WHAT YOU NEED TO DO
Render every entry verbatim.

(Part of a data file)
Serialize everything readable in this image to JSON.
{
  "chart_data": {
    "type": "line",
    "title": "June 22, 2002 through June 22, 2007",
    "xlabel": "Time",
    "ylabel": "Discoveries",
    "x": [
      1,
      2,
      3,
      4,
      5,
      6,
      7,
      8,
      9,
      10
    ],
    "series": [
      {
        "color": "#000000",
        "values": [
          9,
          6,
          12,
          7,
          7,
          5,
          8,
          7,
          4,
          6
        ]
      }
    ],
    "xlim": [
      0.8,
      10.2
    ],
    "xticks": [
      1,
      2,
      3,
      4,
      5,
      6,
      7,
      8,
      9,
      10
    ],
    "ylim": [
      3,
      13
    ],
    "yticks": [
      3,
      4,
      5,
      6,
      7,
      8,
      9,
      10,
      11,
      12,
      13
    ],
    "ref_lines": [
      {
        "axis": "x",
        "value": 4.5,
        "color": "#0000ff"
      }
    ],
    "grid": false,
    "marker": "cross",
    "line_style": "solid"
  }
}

CORRECT RESPONSE
Serialize everything readable in this image to JSON.
{
  "chart_data": {
    "type": "line",
    "title": "June 22, 2002 through June 22, 2007",
    "xlabel": "Time",
    "ylabel": "Discoveries",
    "x": [
      1,
      2,
      3,
      4,
      5,
      6,
      7,
      8,
      9,
      10
    ],
    "series": [
      {
        "color": "#000000",
        "values": [
          9,
          6,
          12,
          7,
          7,
          5,
          8,
          7,
          4,
          6
        ]
      }
    ],
    "xlim": [
      0.8,
      10.2
    ],
    "xticks": [
      1,
      2,
      3,
      4,
      5,
      6,
      7,
      8,
      9,
      10
    ],
    "ylim": [
      3,
      13
    ],
    "yticks": [
      3,
      4,
      5,
      6,
      7,
      8,
      9,
      10,
      11,
      12,
      13
    ],
    "ref_lines": [
      {
        "axis": "x",
        "value": 4.5,
        "color": "#0000ff"
      }
    ],
    "grid": false,
    "marker": "cross",
    "line_style": "solid"
  }
}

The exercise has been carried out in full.